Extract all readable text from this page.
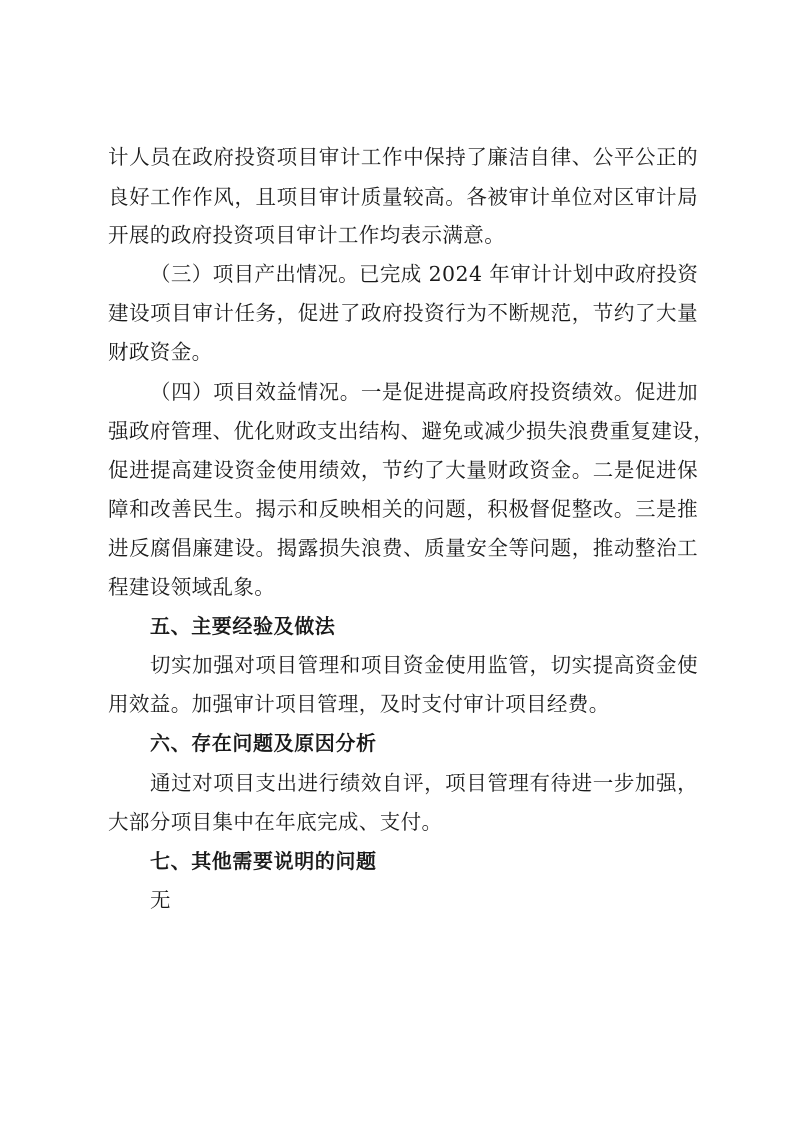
计人员在政府投资项目审计工作中保持了廉洁自律、公平公正的
良好工作作风，且项目审计质量较高。各被审计单位对区审计局
开展的政府投资项目审计工作均表示满意。
（三）项目产出情况。已完成 2024 年审计计划中政府投资
建设项目审计任务，促进了政府投资行为不断规范，节约了大量
财政资金。
（四）项目效益情况。一是促进提高政府投资绩效。促进加
强政府管理、优化财政支出结构、避免或减少损失浪费重复建设，
促进提高建设资金使用绩效，节约了大量财政资金。二是促进保
障和改善民生。揭示和反映相关的问题，积极督促整改。三是推
进反腐倡廉建设。揭露损失浪费、质量安全等问题，推动整治工
程建设领域乱象。
五、主要经验及做法
切实加强对项目管理和项目资金使用监管，切实提高资金使
用效益。加强审计项目管理，及时支付审计项目经费。
六、存在问题及原因分析
通过对项目支出进行绩效自评，项目管理有待进一步加强，
大部分项目集中在年底完成、支付。
七、其他需要说明的问题
无
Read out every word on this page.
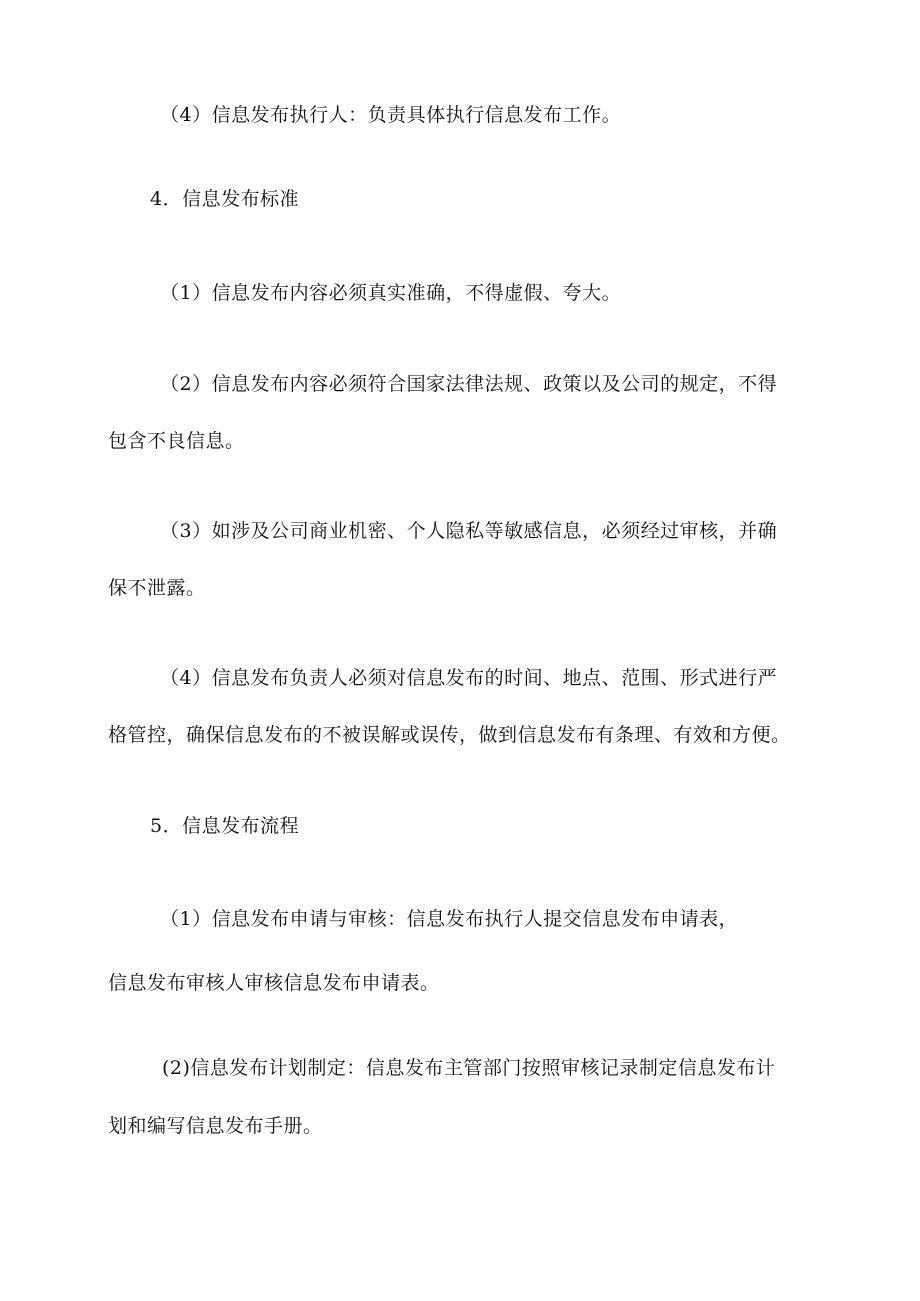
（4）信息发布执行人：负责具体执行信息发布工作。
4．信息发布标准
（1）信息发布内容必须真实准确，不得虚假、夸大。
（2）信息发布内容必须符合国家法律法规、政策以及公司的规定，不得
包含不良信息。
（3）如涉及公司商业机密、个人隐私等敏感信息，必须经过审核，并确
保不泄露。
（4）信息发布负责人必须对信息发布的时间、地点、范围、形式进行严
格管控，确保信息发布的不被误解或误传，做到信息发布有条理、有效和方便。
5．信息发布流程
（1）信息发布申请与审核：信息发布执行人提交信息发布申请表，
信息发布审核人审核信息发布申请表。
(2)信息发布计划制定：信息发布主管部门按照审核记录制定信息发布计
划和编写信息发布手册。
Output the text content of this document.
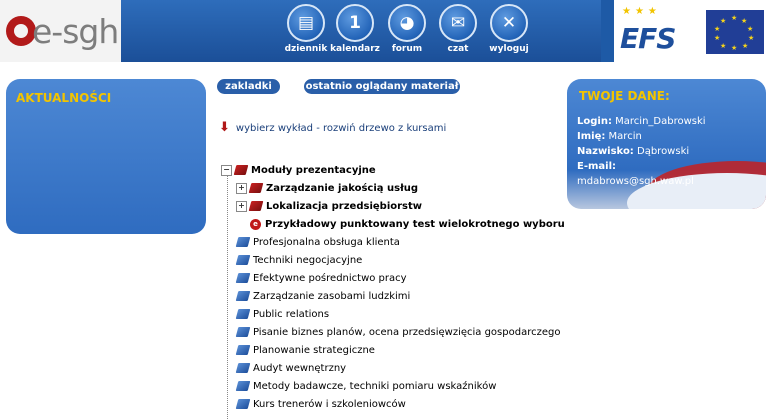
e-sgh	▤
dziennik
1
kalendarz
◕
forum
✉
czat
✕
wyloguj
★★★
EFS
★ ★
★
★
★
★
★
★
★
★
AKTUALNOŚCI
zakladki	ostatnio oglądany materiał
⬇ wybierz wykład - rozwiń drzewo z kursami
− Moduły prezentacyjne
+ Zarządzanie jakością usług
+ Lokalizacja przedsiębiorstw
e Przykładowy punktowany test wielokrotnego wyboru
Profesjonalna obsługa klienta
Techniki negocjacyjne
Efektywne pośrednictwo pracy
Zarządzanie zasobami ludzkimi
Public relations
Pisanie biznes planów, ocena przedsięwzięcia gospodarczego
Planowanie strategiczne
Audyt wewnętrzny
Metody badawcze, techniki pomiaru wskaźników
Kurs trenerów i szkoleniowców
TWOJE DANE:
Login: Marcin_Dabrowski
Imię: Marcin
Nazwisko: Dąbrowski
E-mail:
mdabrows@sgh.waw.pl
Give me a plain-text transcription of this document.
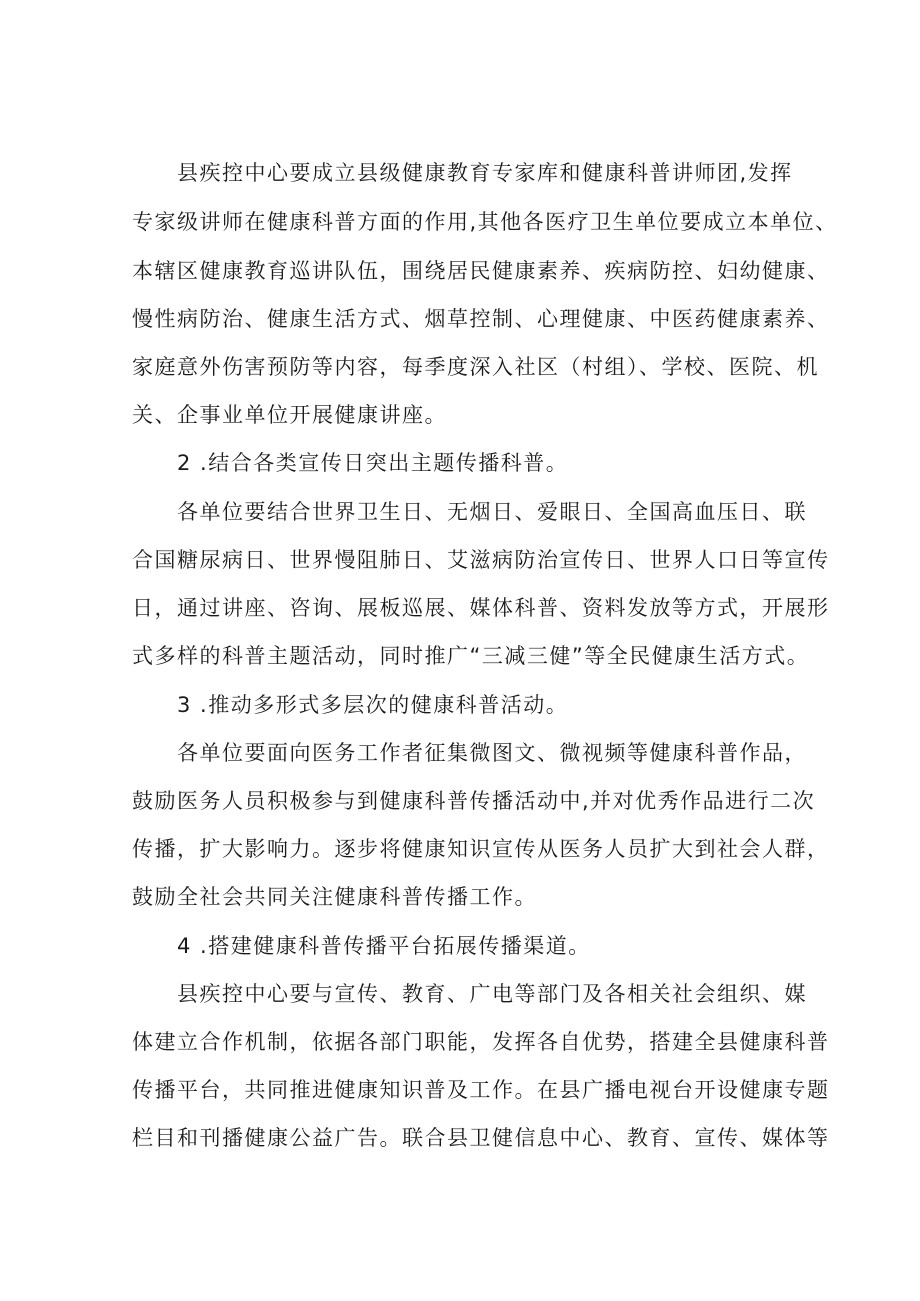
县疾控中心要成立县级健康教育专家库和健康科普讲师团,发挥
专家级讲师在健康科普方面的作用,其他各医疗卫生单位要成立本单位、
本辖区健康教育巡讲队伍，围绕居民健康素养、疾病防控、妇幼健康、
慢性病防治、健康生活方式、烟草控制、心理健康、中医药健康素养、
家庭意外伤害预防等内容，每季度深入社区（村组）、学校、医院、机
关、企事业单位开展健康讲座。
2 .结合各类宣传日突出主题传播科普。
各单位要结合世界卫生日、无烟日、爱眼日、全国高血压日、联
合国糖尿病日、世界慢阻肺日、艾滋病防治宣传日、世界人口日等宣传
日，通过讲座、咨询、展板巡展、媒体科普、资料发放等方式，开展形
式多样的科普主题活动，同时推广“三减三健”等全民健康生活方式。
3 .推动多形式多层次的健康科普活动。
各单位要面向医务工作者征集微图文、微视频等健康科普作品，
鼓励医务人员积极参与到健康科普传播活动中,并对优秀作品进行二次
传播，扩大影响力。逐步将健康知识宣传从医务人员扩大到社会人群，
鼓励全社会共同关注健康科普传播工作。
4 .搭建健康科普传播平台拓展传播渠道。
县疾控中心要与宣传、教育、广电等部门及各相关社会组织、媒
体建立合作机制，依据各部门职能，发挥各自优势，搭建全县健康科普
传播平台，共同推进健康知识普及工作。在县广播电视台开设健康专题
栏目和刊播健康公益广告。联合县卫健信息中心、教育、宣传、媒体等
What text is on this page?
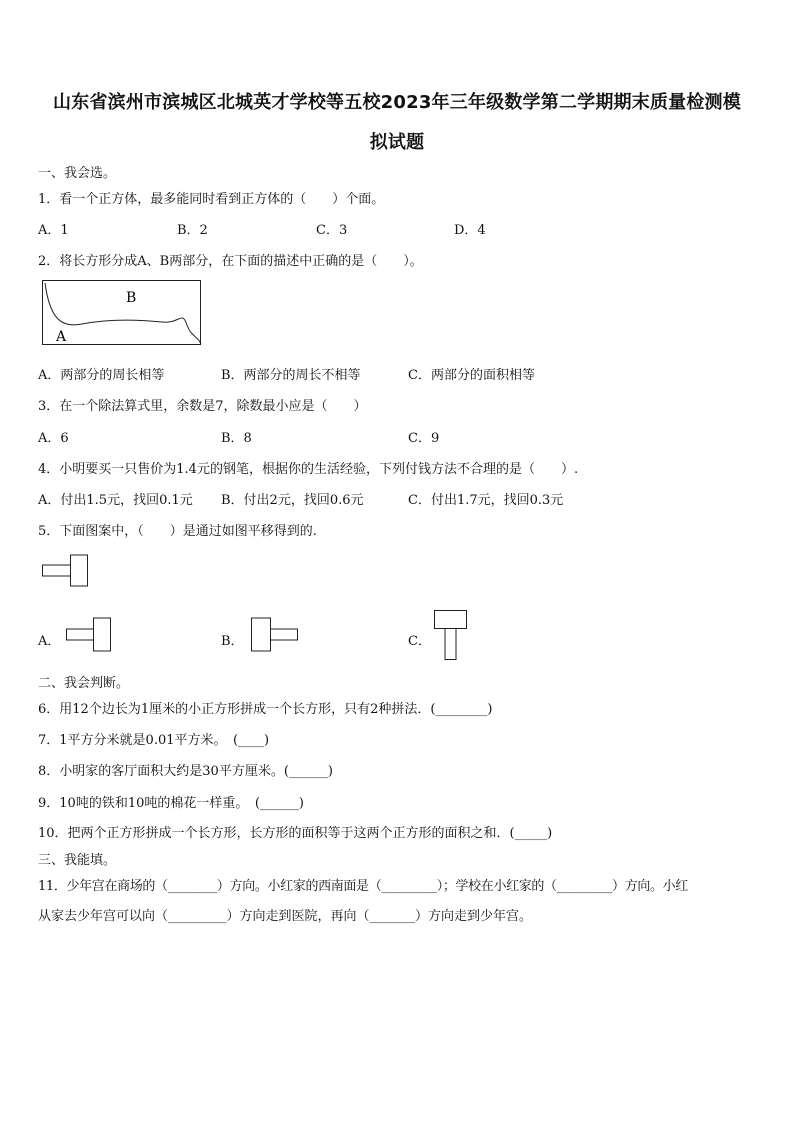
山东省滨州市滨城区北城英才学校等五校2023年三年级数学第二学期期末质量检测模
拟试题
一、我会选。
1．看一个正方体，最多能同时看到正方体的（　　）个面。
A．1	B．2	C．3	D．4
2．将长方形分成A、B两部分，在下面的描述中正确的是（　　）。
B
A
A．两部分的周长相等	B．两部分的周长不相等	C．两部分的面积相等
3．在一个除法算式里，余数是7，除数最小应是（　　）
A．6	B．8	C．9
4．小明要买一只售价为1.4元的钢笔，根据你的生活经验，下列付钱方法不合理的是（　　）.
A．付出1.5元，找回0.1元 B．付出2元，找回0.6元	C．付出1.7元，找回0.3元
5．下面图案中，（　　）是通过如图平移得到的.
A．	B．	C．
二、我会判断。
6．用12个边长为1厘米的小正方形拼成一个长方形，只有2种拼法．(________)
7．1平方分米就是0.01平方米。　(____)
8．小明家的客厅面积大约是30平方厘米。(______)
9．10吨的铁和10吨的棉花一样重。　(______)
10．把两个正方形拼成一个长方形，长方形的面积等于这两个正方形的面积之和．(_____)
三、我能填。
11．少年宫在商场的（________）方向。小红家的西南面是（_________）；学校在小红家的（_________）方向。小红
从家去少年宫可以向（_________）方向走到医院，再向（_______）方向走到少年宫。
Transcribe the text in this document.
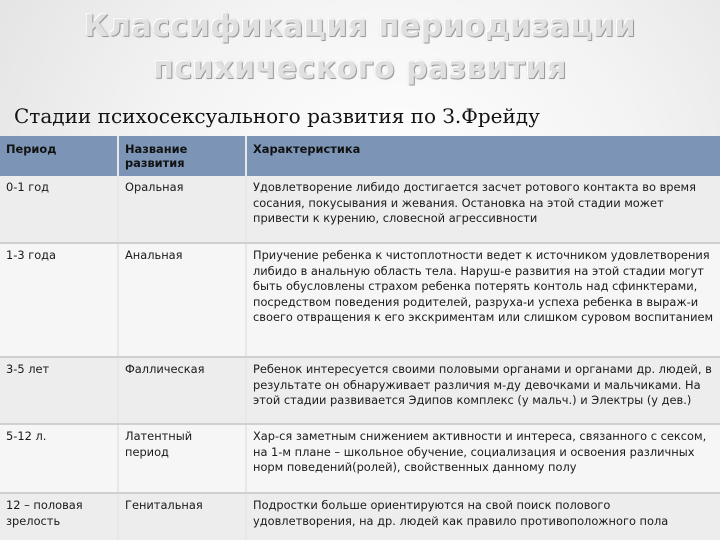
Классификация периодизации
психического развития
Стадии психосексуального развития по З.Фрейду
Период	Название развития	Характеристика
0-1 год	Оральная	Удовлетворение либидо достигается засчет ротового контакта во время сосания, покусывания и жевания. Остановка на этой стадии может привести к курению, словесной агрессивности
1-3 года	Анальная	Приучение ребенка к чистоплотности ведет к источником удовлетворения либидо в анальную область тела. Наруш-е развития на этой стадии могут быть обусловлены страхом ребенка потерять контоль над сфинктерами, посредством поведения родителей, разруха-и успеха ребенка в выраж-и своего отвращения к его экскриментам или слишком суровом воспитанием
3-5 лет	Фаллическая	Ребенок интересуется своими половыми органами и органами др. людей, в результате он обнаруживает различия м-ду девочками и мальчиками. На этой стадии развивается Эдипов комплекс (у мальч.) и Электры (у дев.)
5-12 л.	Латентный период	Хар-ся заметным снижением активности и интереса, связанного с сексом, на 1-м плане – школьное обучение, социализация и освоения различных норм поведений(ролей), свойственных данному полу
12 – половая зрелость	Генитальная	Подростки больше ориентируются на свой поиск полового удовлетворения, на др. людей как правило противоположного пола
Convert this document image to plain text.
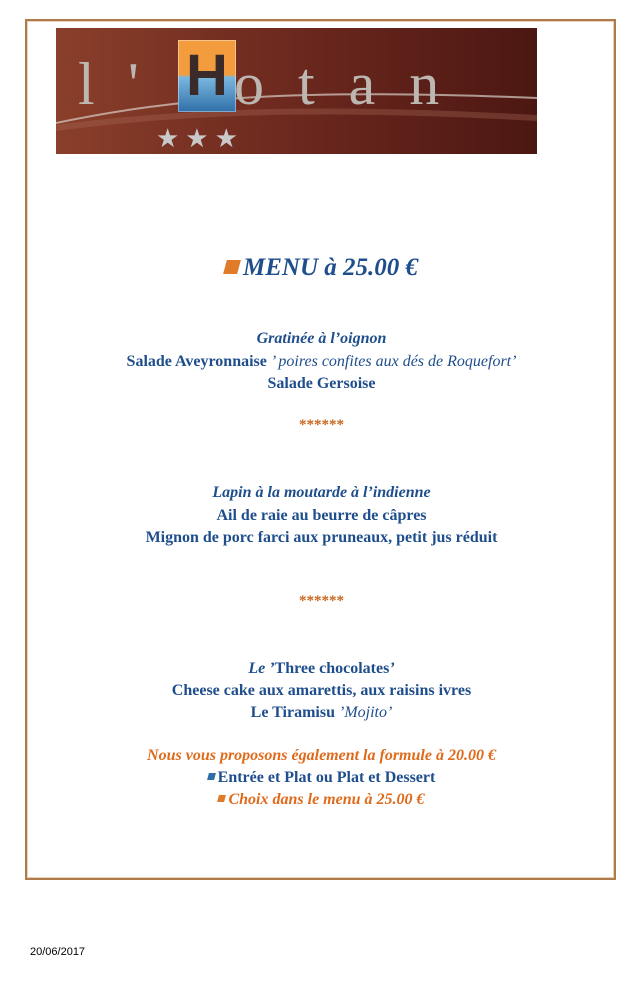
l ' H otan
★★★
MENU à 25.00 €
Gratinée à l’oignon
Salade Aveyronnaise ’ poires confites aux dés de Roquefort’
Salade Gersoise
******
Lapin à la moutarde à l’indienne
Ail de raie au beurre de câpres
Mignon de porc farci aux pruneaux, petit jus réduit
******
Le ’Three chocolates’
Cheese cake aux amarettis, aux raisins ivres
Le Tiramisu ’Mojito’
Nous vous proposons également la formule à 20.00 €
Entrée et Plat ou Plat et Dessert
Choix dans le menu à 25.00 €
20/06/2017
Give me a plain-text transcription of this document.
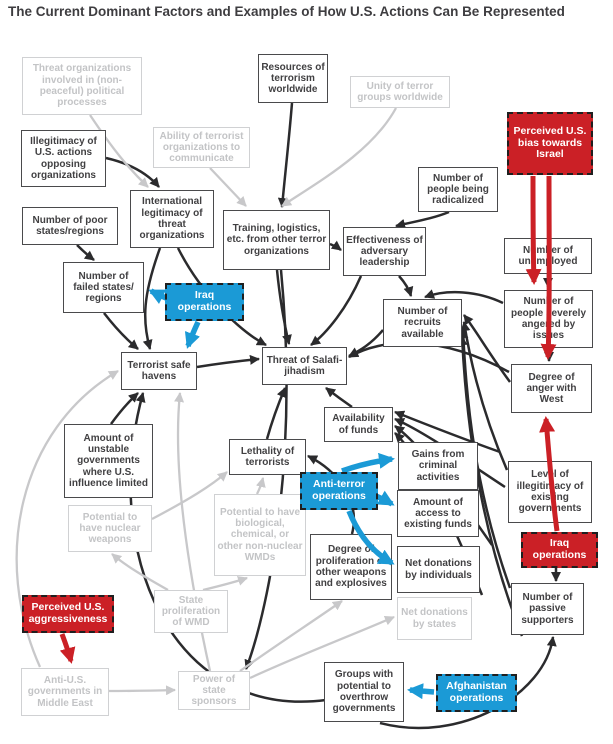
The Current Dominant Factors and Examples of How U.S. Actions Can Be Represented
Threat organizations involved in (non-peaceful) political processes
Resources of terrorism worldwide	Unity of terror groups worldwide
Illegitimacy of U.S. actions opposing organizations
Ability of terrorist organizations to communicate
Perceived U.S. bias towards Israel
Number of poor states/regions
International legitimacy of threat organizations
Number of people being radicalized
Training, logistics, etc. from other terror organizations
Effectiveness of adversary leadership
Number of unemployed
Number of failed states/ regions	Iraq operations	Number of people severely angered by issues
Number of recruits available
Terrorist safe havens
Threat of Salafi-jihadism
Degree of anger with West
Availability of funds
Amount of unstable governments where U.S. influence limited
Lethality of terrorists
Gains from criminal activities
Anti-terror operations
Amount of access to existing funds
Potential to have nuclear weapons
Potential to have biological, chemical, or other non-nuclear WMDs
Level of illegitimacy of existing governments
Degree of proliferation of other weapons and explosives
Net donations by individuals
Iraq operations
State proliferation of WMD
Net donations by states
Number of passive supporters
Perceived U.S. aggressiveness
Anti-U.S. governments in Middle East
Power of state sponsors
Groups with potential to overthrow governments
Afghanistan operations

-*-*-

### [Exercise]
Filter the listing above by the word "weapons"; copy each line that passes.

### [Output for this task]
Potential to have nuclear weapons
Degree of proliferation of other weapons and explosives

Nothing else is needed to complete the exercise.